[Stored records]
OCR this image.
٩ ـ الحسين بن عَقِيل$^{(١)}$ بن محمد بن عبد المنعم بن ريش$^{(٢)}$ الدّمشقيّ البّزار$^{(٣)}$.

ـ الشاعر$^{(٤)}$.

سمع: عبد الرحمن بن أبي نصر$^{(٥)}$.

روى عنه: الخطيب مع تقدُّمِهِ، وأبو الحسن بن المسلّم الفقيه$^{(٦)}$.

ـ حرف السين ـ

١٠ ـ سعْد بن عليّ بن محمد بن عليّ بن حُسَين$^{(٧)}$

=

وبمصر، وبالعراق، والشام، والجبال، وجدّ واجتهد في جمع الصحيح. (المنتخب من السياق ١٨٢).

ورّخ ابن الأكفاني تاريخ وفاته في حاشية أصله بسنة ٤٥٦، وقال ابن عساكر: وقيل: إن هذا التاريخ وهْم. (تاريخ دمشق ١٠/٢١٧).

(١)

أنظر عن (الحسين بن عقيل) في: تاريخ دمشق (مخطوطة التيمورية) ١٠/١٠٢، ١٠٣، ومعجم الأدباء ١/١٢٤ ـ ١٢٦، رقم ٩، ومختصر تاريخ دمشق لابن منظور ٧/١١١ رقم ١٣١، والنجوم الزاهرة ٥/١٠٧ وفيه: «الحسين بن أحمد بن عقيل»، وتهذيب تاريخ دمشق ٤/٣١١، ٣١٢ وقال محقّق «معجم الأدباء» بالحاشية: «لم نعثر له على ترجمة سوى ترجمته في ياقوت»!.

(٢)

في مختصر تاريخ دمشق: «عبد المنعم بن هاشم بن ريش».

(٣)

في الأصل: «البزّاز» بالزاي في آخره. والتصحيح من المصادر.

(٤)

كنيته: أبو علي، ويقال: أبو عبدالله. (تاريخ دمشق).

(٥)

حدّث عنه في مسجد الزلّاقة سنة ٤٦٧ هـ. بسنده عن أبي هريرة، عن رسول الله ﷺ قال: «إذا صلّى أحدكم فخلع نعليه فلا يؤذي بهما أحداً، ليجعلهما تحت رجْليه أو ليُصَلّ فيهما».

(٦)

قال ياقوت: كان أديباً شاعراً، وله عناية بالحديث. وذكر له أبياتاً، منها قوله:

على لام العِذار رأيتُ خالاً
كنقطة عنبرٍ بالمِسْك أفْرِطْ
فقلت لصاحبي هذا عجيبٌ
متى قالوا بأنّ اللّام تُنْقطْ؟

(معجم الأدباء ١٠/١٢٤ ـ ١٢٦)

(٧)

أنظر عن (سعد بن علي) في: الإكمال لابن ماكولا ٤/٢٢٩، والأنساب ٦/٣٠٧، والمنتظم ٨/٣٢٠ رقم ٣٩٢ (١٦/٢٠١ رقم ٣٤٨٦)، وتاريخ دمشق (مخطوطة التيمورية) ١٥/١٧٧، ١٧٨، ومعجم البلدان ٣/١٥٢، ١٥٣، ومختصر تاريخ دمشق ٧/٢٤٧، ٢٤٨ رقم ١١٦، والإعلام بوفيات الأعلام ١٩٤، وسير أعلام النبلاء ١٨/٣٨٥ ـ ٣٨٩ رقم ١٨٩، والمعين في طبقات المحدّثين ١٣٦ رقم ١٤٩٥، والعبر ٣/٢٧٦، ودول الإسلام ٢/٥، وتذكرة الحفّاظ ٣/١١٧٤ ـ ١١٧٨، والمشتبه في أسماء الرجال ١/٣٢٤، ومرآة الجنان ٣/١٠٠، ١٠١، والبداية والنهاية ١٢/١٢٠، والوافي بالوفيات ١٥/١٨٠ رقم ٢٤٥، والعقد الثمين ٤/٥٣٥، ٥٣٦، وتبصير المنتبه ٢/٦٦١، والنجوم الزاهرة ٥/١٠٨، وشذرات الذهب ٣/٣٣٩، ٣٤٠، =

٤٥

**Problem details:** From the data above, copy each line that has the string "محمد".

**The answer:**
٩ ـ الحسين بن عَقِيل$^{(١)}$ بن محمد بن عبد المنعم بن ريش$^{(٢)}$ الدّمشقيّ البّزار$^{(٣)}$.
١٠ ـ سعْد بن عليّ بن محمد بن عليّ بن حُسَين$^{(٧)}$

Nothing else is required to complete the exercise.